Restate all the material verbatim, except for the pictures.

→ **Provided material**
++++++++++++++++++++

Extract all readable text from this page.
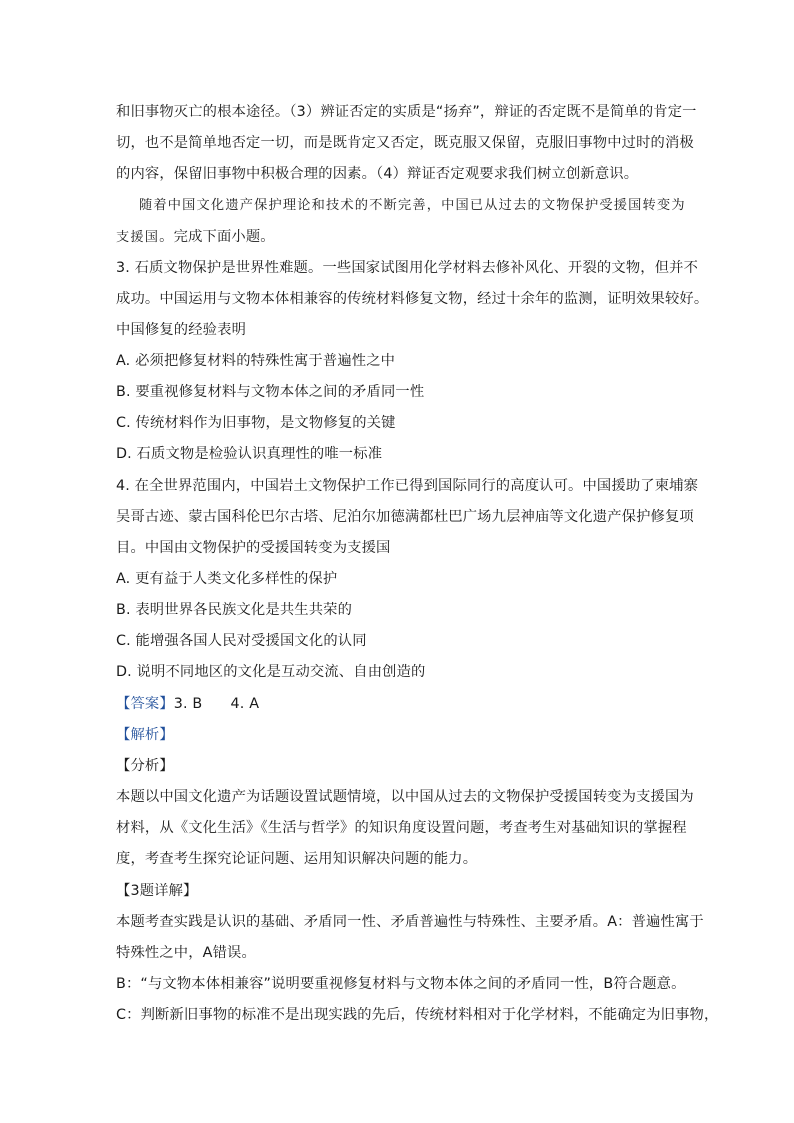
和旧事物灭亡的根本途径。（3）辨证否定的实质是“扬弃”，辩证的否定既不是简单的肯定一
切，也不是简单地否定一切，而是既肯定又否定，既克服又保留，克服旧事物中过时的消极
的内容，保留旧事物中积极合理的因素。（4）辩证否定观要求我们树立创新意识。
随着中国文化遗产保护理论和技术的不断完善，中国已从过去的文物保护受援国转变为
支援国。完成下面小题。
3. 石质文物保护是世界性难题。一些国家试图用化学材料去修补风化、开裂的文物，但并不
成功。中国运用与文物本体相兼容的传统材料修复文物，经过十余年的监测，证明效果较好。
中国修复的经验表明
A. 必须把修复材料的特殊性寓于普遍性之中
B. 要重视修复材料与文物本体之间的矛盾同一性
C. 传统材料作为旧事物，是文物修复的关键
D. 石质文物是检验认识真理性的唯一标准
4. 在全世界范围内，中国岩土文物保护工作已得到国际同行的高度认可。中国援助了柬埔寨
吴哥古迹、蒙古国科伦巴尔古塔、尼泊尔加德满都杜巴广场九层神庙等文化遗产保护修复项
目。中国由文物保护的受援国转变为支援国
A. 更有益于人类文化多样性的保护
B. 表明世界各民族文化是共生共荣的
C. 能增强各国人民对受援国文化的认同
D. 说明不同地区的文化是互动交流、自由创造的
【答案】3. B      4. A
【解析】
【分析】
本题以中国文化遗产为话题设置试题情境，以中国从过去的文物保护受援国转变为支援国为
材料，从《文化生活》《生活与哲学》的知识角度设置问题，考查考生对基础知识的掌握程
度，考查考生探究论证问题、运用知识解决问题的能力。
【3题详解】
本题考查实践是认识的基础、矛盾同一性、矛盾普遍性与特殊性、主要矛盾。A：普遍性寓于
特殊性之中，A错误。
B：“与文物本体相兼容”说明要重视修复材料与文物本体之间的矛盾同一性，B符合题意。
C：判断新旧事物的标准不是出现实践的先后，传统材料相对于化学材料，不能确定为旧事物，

++++++++++++++++++++

→ **Exercise output**
Extract all readable text from this page.
和旧事物灭亡的根本途径。（3）辨证否定的实质是“扬弃”，辩证的否定既不是简单的肯定一
切，也不是简单地否定一切，而是既肯定又否定，既克服又保留，克服旧事物中过时的消极
的内容，保留旧事物中积极合理的因素。（4）辩证否定观要求我们树立创新意识。
随着中国文化遗产保护理论和技术的不断完善，中国已从过去的文物保护受援国转变为
支援国。完成下面小题。
3. 石质文物保护是世界性难题。一些国家试图用化学材料去修补风化、开裂的文物，但并不
成功。中国运用与文物本体相兼容的传统材料修复文物，经过十余年的监测，证明效果较好。
中国修复的经验表明
A. 必须把修复材料的特殊性寓于普遍性之中
B. 要重视修复材料与文物本体之间的矛盾同一性
C. 传统材料作为旧事物，是文物修复的关键
D. 石质文物是检验认识真理性的唯一标准
4. 在全世界范围内，中国岩土文物保护工作已得到国际同行的高度认可。中国援助了柬埔寨
吴哥古迹、蒙古国科伦巴尔古塔、尼泊尔加德满都杜巴广场九层神庙等文化遗产保护修复项
目。中国由文物保护的受援国转变为支援国
A. 更有益于人类文化多样性的保护
B. 表明世界各民族文化是共生共荣的
C. 能增强各国人民对受援国文化的认同
D. 说明不同地区的文化是互动交流、自由创造的
【答案】3. B      4. A
【解析】
【分析】
本题以中国文化遗产为话题设置试题情境，以中国从过去的文物保护受援国转变为支援国为
材料，从《文化生活》《生活与哲学》的知识角度设置问题，考查考生对基础知识的掌握程
度，考查考生探究论证问题、运用知识解决问题的能力。
【3题详解】
本题考查实践是认识的基础、矛盾同一性、矛盾普遍性与特殊性、主要矛盾。A：普遍性寓于
特殊性之中，A错误。
B：“与文物本体相兼容”说明要重视修复材料与文物本体之间的矛盾同一性，B符合题意。
C：判断新旧事物的标准不是出现实践的先后，传统材料相对于化学材料，不能确定为旧事物，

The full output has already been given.